→ **TASK BRIEF**
Within the material below, find each line bearing the word "溶血性链球菌" and present it.

→ **Records**
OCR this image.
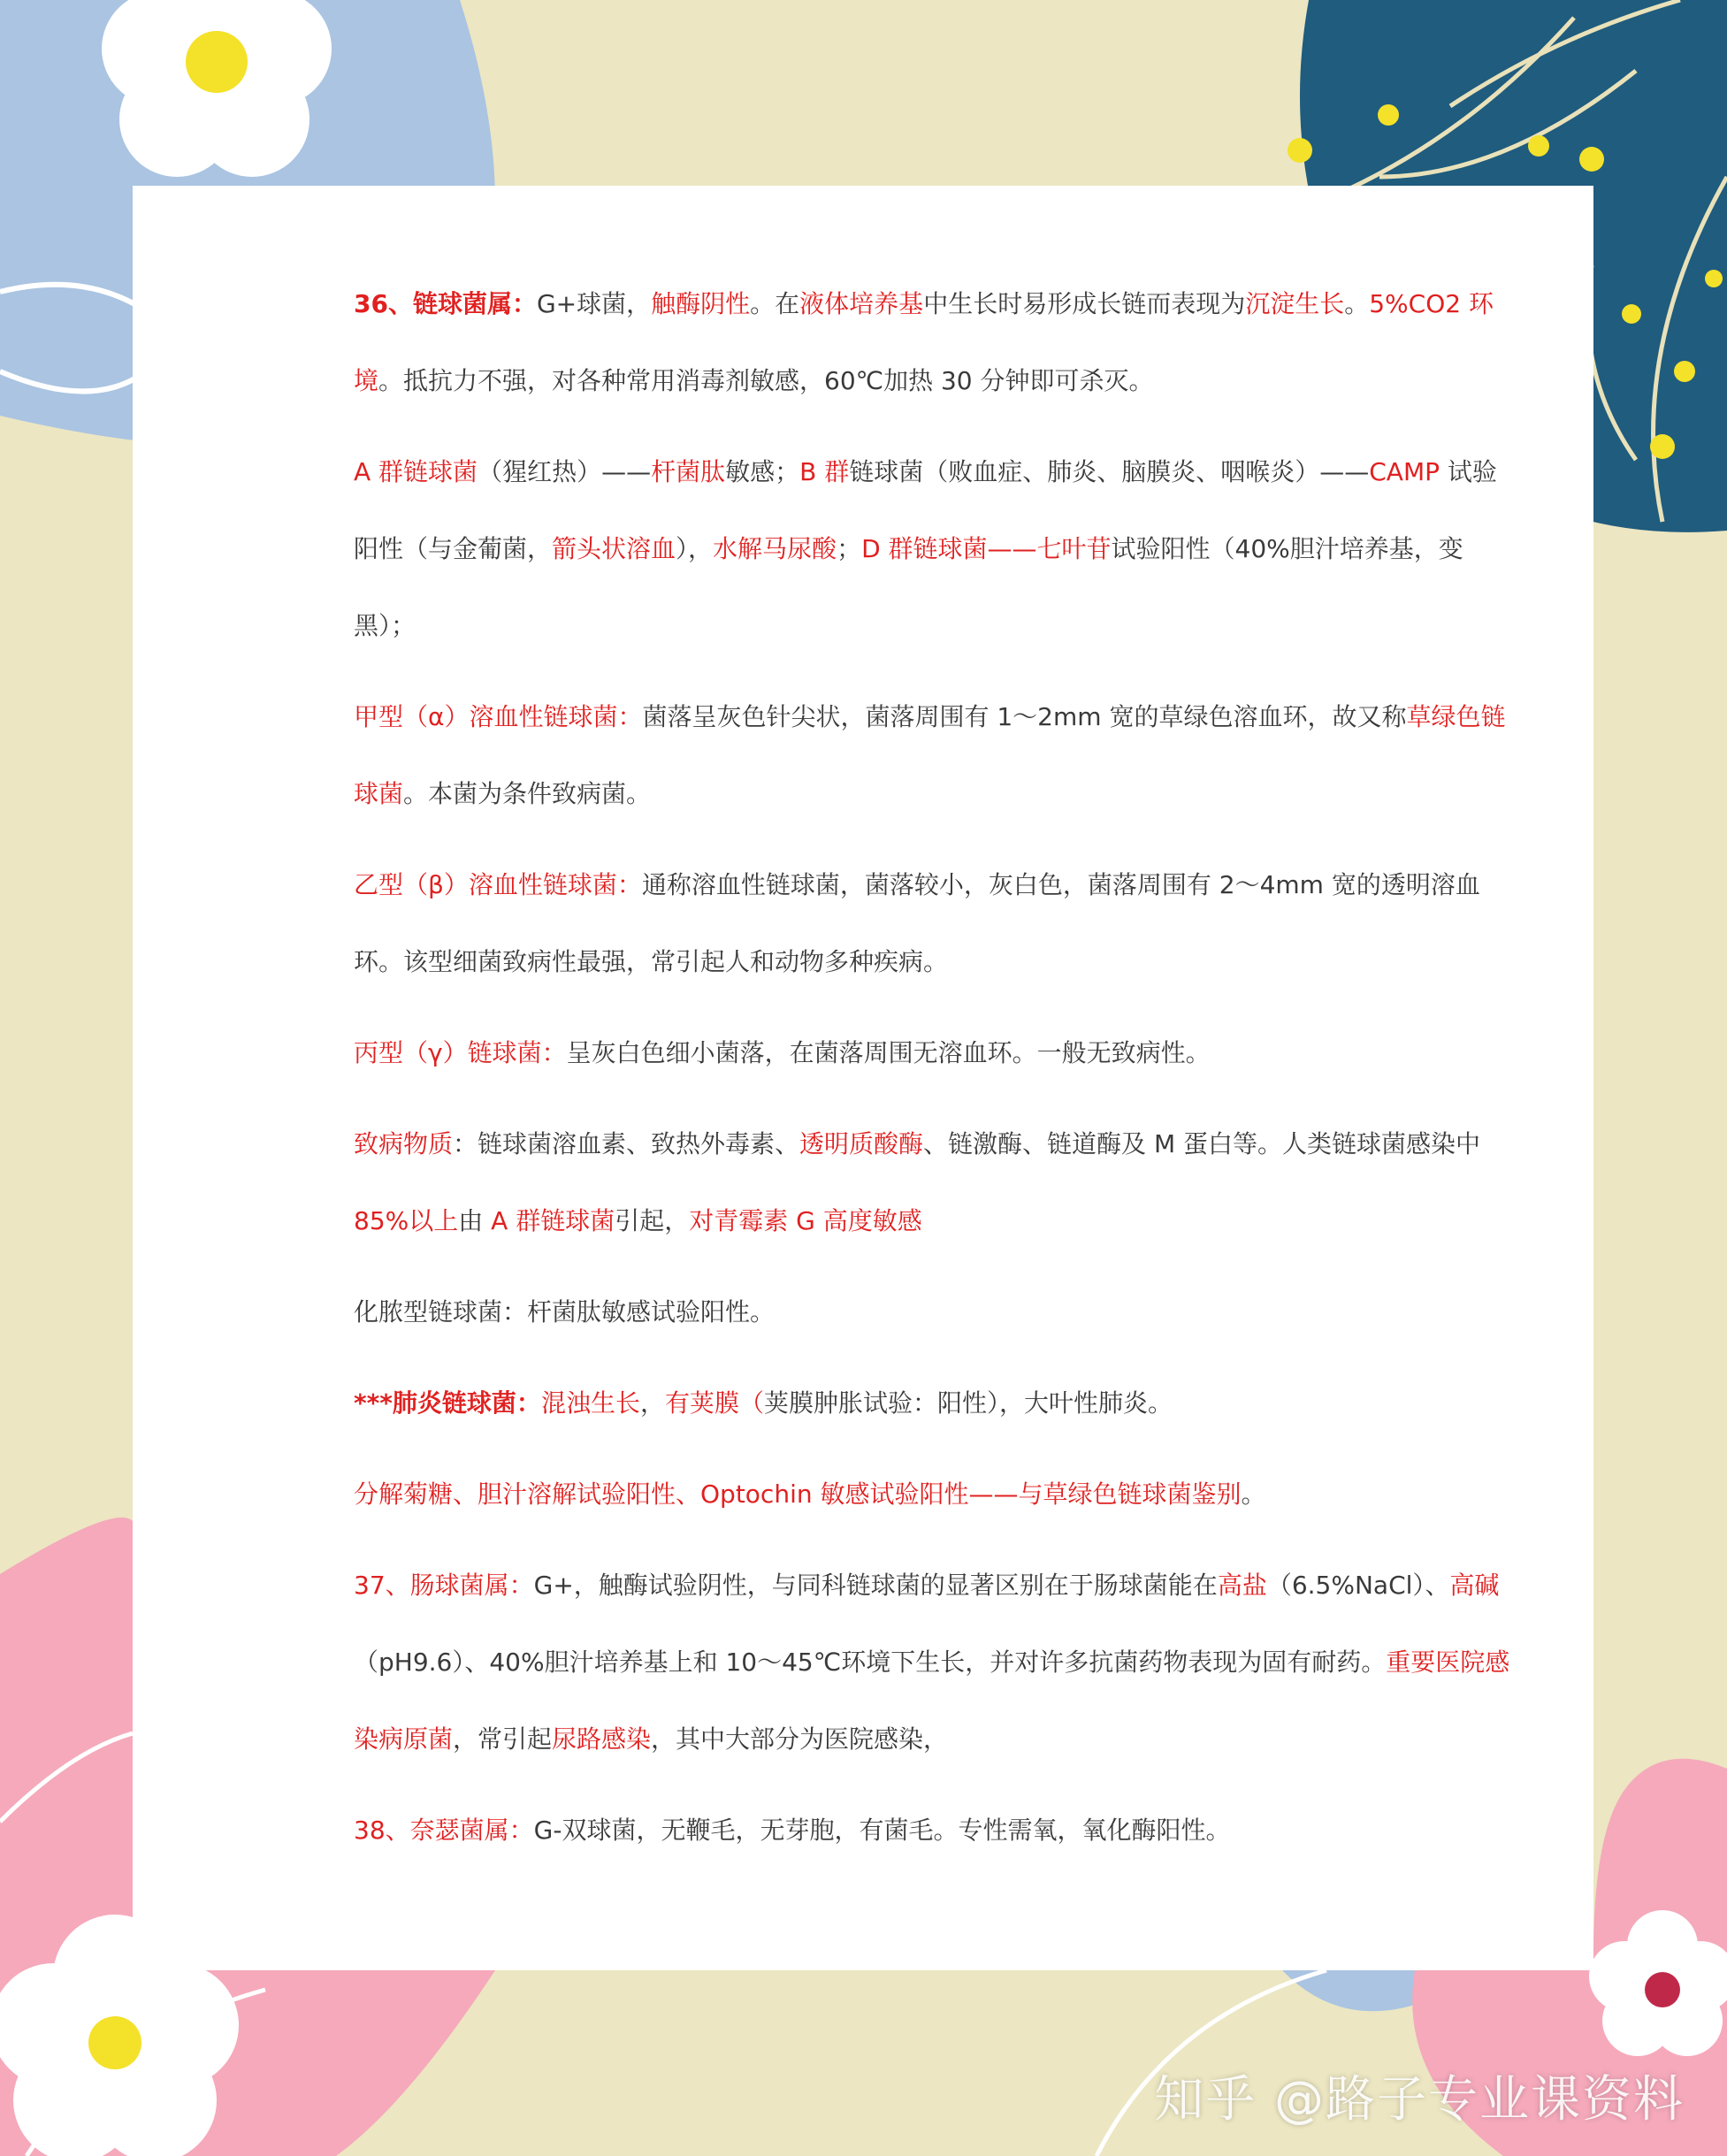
36、链球菌属：G+球菌，触酶阴性。在液体培养基中生长时易形成长链而表现为沉淀生长。5%CO2 环境。抵抗力不强，对各种常用消毒剂敏感，60℃加热 30 分钟即可杀灭。
A 群链球菌（猩红热）——杆菌肽敏感；B 群链球菌（败血症、肺炎、脑膜炎、咽喉炎）——CAMP 试验阳性（与金葡菌，箭头状溶血），水解马尿酸；D 群链球菌——七叶苷试验阳性（40%胆汁培养基，变黑）；
甲型（α）溶血性链球菌：菌落呈灰色针尖状，菌落周围有 1～2mm 宽的草绿色溶血环，故又称草绿色链球菌。本菌为条件致病菌。
乙型（β）溶血性链球菌：通称溶血性链球菌，菌落较小，灰白色，菌落周围有 2～4mm 宽的透明溶血环。该型细菌致病性最强，常引起人和动物多种疾病。
丙型（γ）链球菌：呈灰白色细小菌落，在菌落周围无溶血环。一般无致病性。
致病物质：链球菌溶血素、致热外毒素、透明质酸酶、链激酶、链道酶及 M 蛋白等。人类链球菌感染中 85%以上由 A 群链球菌引起，对青霉素 G 高度敏感
化脓型链球菌：杆菌肽敏感试验阳性。
***肺炎链球菌：混浊生长，有荚膜（荚膜肿胀试验：阳性），大叶性肺炎。
分解菊糖、胆汁溶解试验阳性、Optochin 敏感试验阳性——与草绿色链球菌鉴别。
37、肠球菌属：G+，触酶试验阴性，与同科链球菌的显著区别在于肠球菌能在高盐（6.5%NaCl）、高碱（pH9.6）、40%胆汁培养基上和 10～45℃环境下生长，并对许多抗菌药物表现为固有耐药。重要医院感染病原菌，常引起尿路感染，其中大部分为医院感染，
38、奈瑟菌属：G-双球菌，无鞭毛，无芽胞，有菌毛。专性需氧，氧化酶阳性。
知乎 @路子专业课资料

→ **WRITTEN SOLUTION**
甲型（α）溶血性链球菌：菌落呈灰色针尖状，菌落周围有 1～2mm 宽的草绿色溶血环，故又称草绿色链球菌。本菌为条件致病菌。
乙型（β）溶血性链球菌：通称溶血性链球菌，菌落较小，灰白色，菌落周围有 2～4mm 宽的透明溶血环。该型细菌致病性最强，常引起人和动物多种疾病。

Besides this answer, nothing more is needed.